▸ **PROBLEM TO WORK ON**:
Reproduce every line of the records word for word, but leave the pictures out of your answer.

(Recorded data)

* START *

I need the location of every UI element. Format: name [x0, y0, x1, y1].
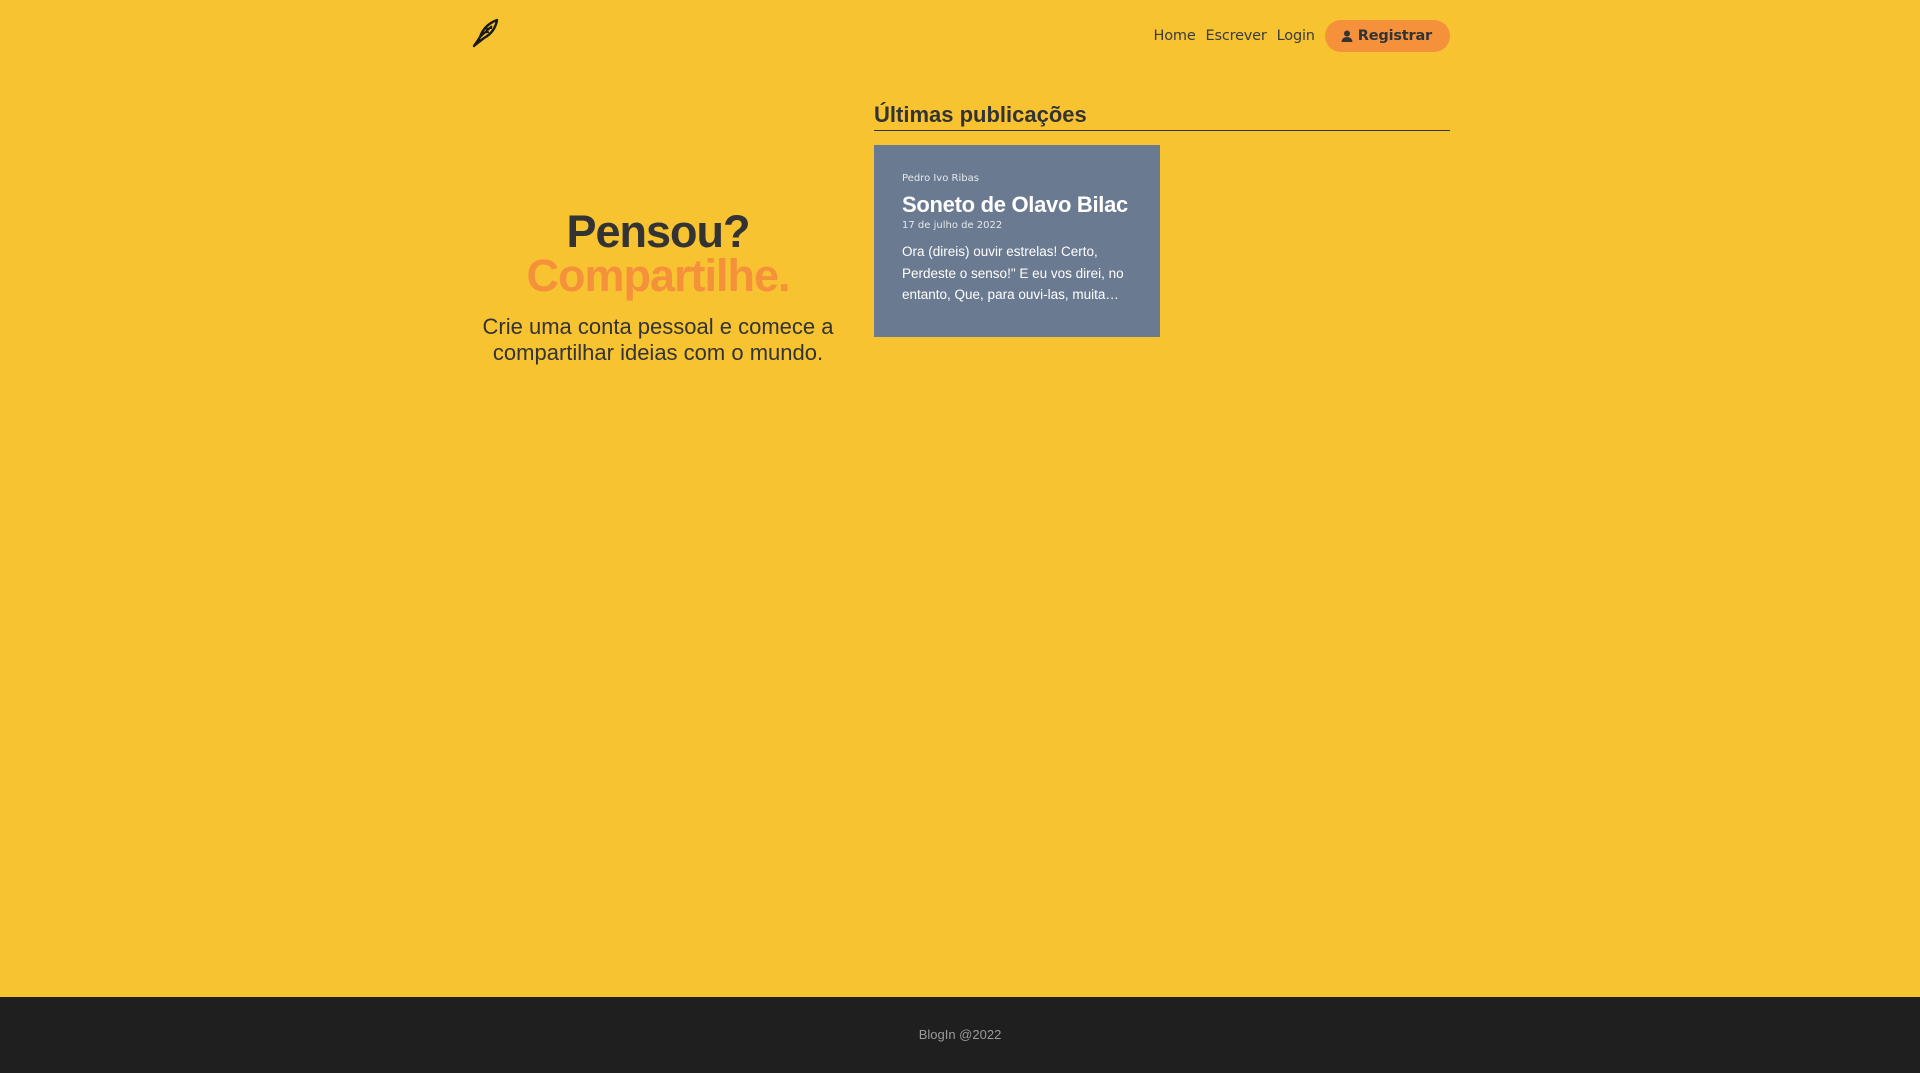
nav-link-home[interactable]: Home — [1154, 28, 1196, 44]
latest-posts: Últimas publicações Pedro Ivo Ribas Sone… — [874, 100, 1450, 337]
page: Home Escrever Login Registrar Pensou? Co… — [0, 0, 1920, 1073]
post-author: Pedro Ivo Ribas — [902, 173, 979, 184]
hero-heading-accent: Compartilhe. — [526, 250, 790, 301]
footer: BlogIn @2022 — [0, 997, 1920, 1073]
latest-posts-title: Últimas publicações — [874, 100, 1450, 131]
hero: Pensou? Compartilhe. Crie uma conta pess… — [470, 206, 846, 366]
navbar: Home Escrever Login Registrar — [470, 0, 1450, 70]
user-icon — [1341, 30, 1353, 42]
post-title[interactable]: Soneto de Olavo Bilac — [902, 192, 1132, 218]
nav-links: Home Escrever Login Registrar — [1154, 20, 1450, 52]
quill-feather-icon[interactable] — [470, 16, 502, 48]
hero-heading: Pensou? — [566, 206, 750, 257]
register-label: Registrar — [1357, 28, 1432, 44]
post-date: 17 de julho de 2022 — [902, 220, 1003, 231]
hero-subtitle: Crie uma conta pessoal e comece a compar… — [482, 314, 834, 365]
post-card[interactable]: Pedro Ivo Ribas Soneto de Olavo Bilac 17… — [874, 145, 1160, 337]
post-excerpt: Ora (direis) ouvir estrelas! Certo, Perd… — [902, 244, 1124, 302]
footer-text: BlogIn @2022 — [918, 1027, 1002, 1042]
register-button[interactable]: Registrar — [1324, 20, 1450, 52]
nav-link-escrever[interactable]: Escrever — [1206, 28, 1267, 44]
nav-link-login[interactable]: Login — [1277, 28, 1315, 44]
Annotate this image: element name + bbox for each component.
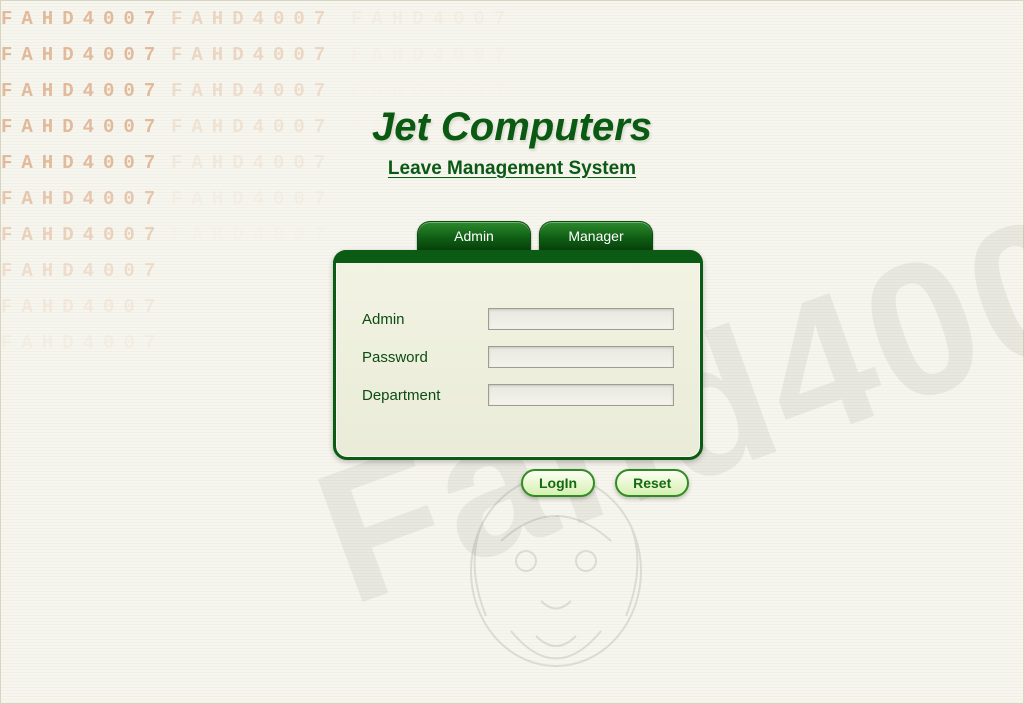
face-doodle-icon: [441, 471, 671, 691]
password-label: Password: [362, 349, 488, 366]
row-user: Admin: [362, 308, 674, 330]
reset-button[interactable]: Reset: [615, 469, 689, 497]
user-label: Admin: [362, 311, 488, 328]
department-input[interactable]: [488, 384, 674, 406]
button-bar: LogIn Reset: [521, 469, 689, 497]
row-password: Password: [362, 346, 674, 368]
login-tabs: Admin Manager: [417, 221, 703, 252]
row-department: Department: [362, 384, 674, 406]
login-button[interactable]: LogIn: [521, 469, 595, 497]
password-input[interactable]: [488, 346, 674, 368]
watermark-column-1: FAHD4007 FAHD4007 FAHD4007 FAHD4007 FAHD…: [1, 1, 164, 361]
tab-manager[interactable]: Manager: [539, 221, 653, 252]
user-input[interactable]: [488, 308, 674, 330]
tab-admin[interactable]: Admin: [417, 221, 531, 252]
department-label: Department: [362, 387, 488, 404]
page-subtitle: Leave Management System: [1, 158, 1023, 180]
login-panel: Admin Password Department: [333, 250, 703, 460]
page-title: Jet Computers: [1, 105, 1023, 150]
page-header: Jet Computers Leave Management System: [1, 105, 1023, 180]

* END *

▸ **RESPONSE FOR THIS EXERCISE**:
I need the location of every UI element. Format: name [x0, y0, x1, y1].
nav-link-home[interactable]: Home — [1154, 28, 1196, 44]
latest-posts: Últimas publicações Pedro Ivo Ribas Sone… — [874, 100, 1450, 337]
page: Home Escrever Login Registrar Pensou? Co… — [0, 0, 1920, 1073]
post-author: Pedro Ivo Ribas — [902, 173, 979, 184]
hero-heading-accent: Compartilhe. — [526, 250, 790, 301]
footer: BlogIn @2022 — [0, 997, 1920, 1073]
latest-posts-title: Últimas publicações — [874, 100, 1450, 131]
hero: Pensou? Compartilhe. Crie uma conta pess… — [470, 206, 846, 366]
navbar: Home Escrever Login Registrar — [470, 0, 1450, 70]
user-icon — [1341, 30, 1353, 42]
post-title[interactable]: Soneto de Olavo Bilac — [902, 192, 1132, 218]
nav-links: Home Escrever Login Registrar — [1154, 20, 1450, 52]
quill-feather-icon[interactable] — [470, 16, 502, 48]
hero-heading: Pensou? — [566, 206, 750, 257]
register-label: Registrar — [1357, 28, 1432, 44]
post-date: 17 de julho de 2022 — [902, 220, 1003, 231]
hero-subtitle: Crie uma conta pessoal e comece a compar… — [482, 314, 834, 365]
post-card[interactable]: Pedro Ivo Ribas Soneto de Olavo Bilac 17… — [874, 145, 1160, 337]
post-excerpt: Ora (direis) ouvir estrelas! Certo, Perd… — [902, 244, 1124, 302]
footer-text: BlogIn @2022 — [918, 1027, 1002, 1042]
register-button[interactable]: Registrar — [1324, 20, 1450, 52]
nav-link-escrever[interactable]: Escrever — [1206, 28, 1267, 44]
nav-link-login[interactable]: Login — [1277, 28, 1315, 44]
Annotate this image: element name + bbox for each component.
face-doodle-icon: [441, 471, 671, 691]
password-label: Password: [362, 349, 488, 366]
row-user: Admin: [362, 308, 674, 330]
reset-button[interactable]: Reset: [615, 469, 689, 497]
user-label: Admin: [362, 311, 488, 328]
department-input[interactable]: [488, 384, 674, 406]
button-bar: LogIn Reset: [521, 469, 689, 497]
row-password: Password: [362, 346, 674, 368]
login-tabs: Admin Manager: [417, 221, 703, 252]
row-department: Department: [362, 384, 674, 406]
login-button[interactable]: LogIn: [521, 469, 595, 497]
password-input[interactable]: [488, 346, 674, 368]
watermark-column-1: FAHD4007 FAHD4007 FAHD4007 FAHD4007 FAHD…: [1, 1, 164, 361]
tab-manager[interactable]: Manager: [539, 221, 653, 252]
user-input[interactable]: [488, 308, 674, 330]
tab-admin[interactable]: Admin: [417, 221, 531, 252]
department-label: Department: [362, 387, 488, 404]
page-subtitle: Leave Management System: [1, 158, 1023, 180]
login-panel: Admin Password Department: [333, 250, 703, 460]
page-title: Jet Computers: [1, 105, 1023, 150]
page-header: Jet Computers Leave Management System: [1, 105, 1023, 180]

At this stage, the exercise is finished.